◆ Record list:
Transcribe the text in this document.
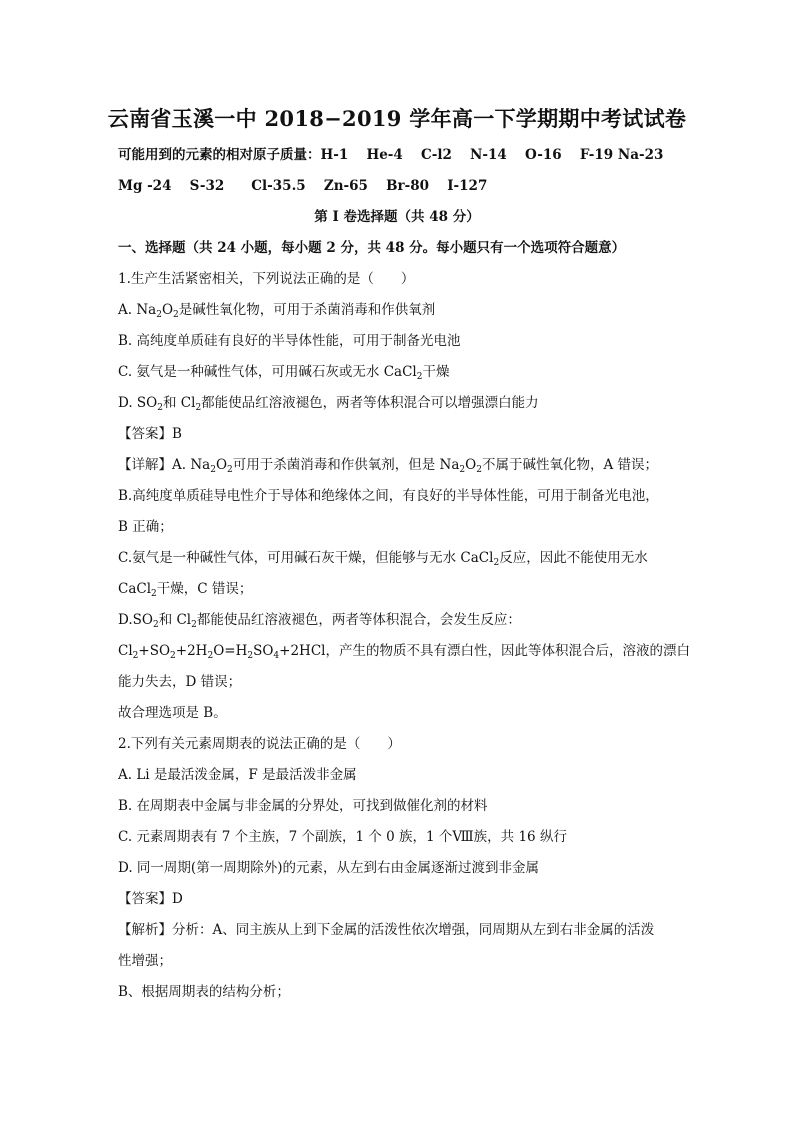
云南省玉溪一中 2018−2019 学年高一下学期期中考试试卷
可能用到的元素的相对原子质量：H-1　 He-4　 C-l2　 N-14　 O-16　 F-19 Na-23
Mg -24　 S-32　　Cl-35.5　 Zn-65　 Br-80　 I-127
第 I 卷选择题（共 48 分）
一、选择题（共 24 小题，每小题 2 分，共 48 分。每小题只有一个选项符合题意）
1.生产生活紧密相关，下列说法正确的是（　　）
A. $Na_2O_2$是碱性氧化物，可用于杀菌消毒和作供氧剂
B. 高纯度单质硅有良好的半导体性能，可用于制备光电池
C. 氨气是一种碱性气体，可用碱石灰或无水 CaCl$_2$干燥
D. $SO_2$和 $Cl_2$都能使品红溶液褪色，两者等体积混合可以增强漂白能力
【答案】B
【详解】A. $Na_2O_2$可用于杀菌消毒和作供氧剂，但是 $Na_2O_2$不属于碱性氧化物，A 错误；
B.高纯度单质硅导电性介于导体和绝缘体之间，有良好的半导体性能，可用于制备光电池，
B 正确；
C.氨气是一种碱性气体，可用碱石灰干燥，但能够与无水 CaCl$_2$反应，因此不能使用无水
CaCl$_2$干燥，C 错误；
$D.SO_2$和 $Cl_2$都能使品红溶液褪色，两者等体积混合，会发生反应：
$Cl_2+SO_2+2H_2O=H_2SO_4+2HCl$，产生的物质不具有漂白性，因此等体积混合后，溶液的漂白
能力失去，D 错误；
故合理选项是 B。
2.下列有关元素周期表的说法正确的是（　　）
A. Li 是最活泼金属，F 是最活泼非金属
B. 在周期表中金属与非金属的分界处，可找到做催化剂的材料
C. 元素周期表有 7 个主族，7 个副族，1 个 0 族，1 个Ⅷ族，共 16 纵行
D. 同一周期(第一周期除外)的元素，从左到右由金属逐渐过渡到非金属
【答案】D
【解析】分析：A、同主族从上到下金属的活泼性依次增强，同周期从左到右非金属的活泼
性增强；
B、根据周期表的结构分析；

◆ Exercise task: Transcribe every line from the records above without alteration, and leave out the images.

◆ Response to the exercise:
Transcribe the text in this document.
云南省玉溪一中 2018−2019 学年高一下学期期中考试试卷
可能用到的元素的相对原子质量：H-1　 He-4　 C-l2　 N-14　 O-16　 F-19 Na-23
Mg -24　 S-32　　Cl-35.5　 Zn-65　 Br-80　 I-127
第 I 卷选择题（共 48 分）
一、选择题（共 24 小题，每小题 2 分，共 48 分。每小题只有一个选项符合题意）
1.生产生活紧密相关，下列说法正确的是（　　）
A. $Na_2O_2$是碱性氧化物，可用于杀菌消毒和作供氧剂
B. 高纯度单质硅有良好的半导体性能，可用于制备光电池
C. 氨气是一种碱性气体，可用碱石灰或无水 CaCl$_2$干燥
D. $SO_2$和 $Cl_2$都能使品红溶液褪色，两者等体积混合可以增强漂白能力
【答案】B
【详解】A. $Na_2O_2$可用于杀菌消毒和作供氧剂，但是 $Na_2O_2$不属于碱性氧化物，A 错误；
B.高纯度单质硅导电性介于导体和绝缘体之间，有良好的半导体性能，可用于制备光电池，
B 正确；
C.氨气是一种碱性气体，可用碱石灰干燥，但能够与无水 CaCl$_2$反应，因此不能使用无水
CaCl$_2$干燥，C 错误；
$D.SO_2$和 $Cl_2$都能使品红溶液褪色，两者等体积混合，会发生反应：
$Cl_2+SO_2+2H_2O=H_2SO_4+2HCl$，产生的物质不具有漂白性，因此等体积混合后，溶液的漂白
能力失去，D 错误；
故合理选项是 B。
2.下列有关元素周期表的说法正确的是（　　）
A. Li 是最活泼金属，F 是最活泼非金属
B. 在周期表中金属与非金属的分界处，可找到做催化剂的材料
C. 元素周期表有 7 个主族，7 个副族，1 个 0 族，1 个Ⅷ族，共 16 纵行
D. 同一周期(第一周期除外)的元素，从左到右由金属逐渐过渡到非金属
【答案】D
【解析】分析：A、同主族从上到下金属的活泼性依次增强，同周期从左到右非金属的活泼
性增强；
B、根据周期表的结构分析；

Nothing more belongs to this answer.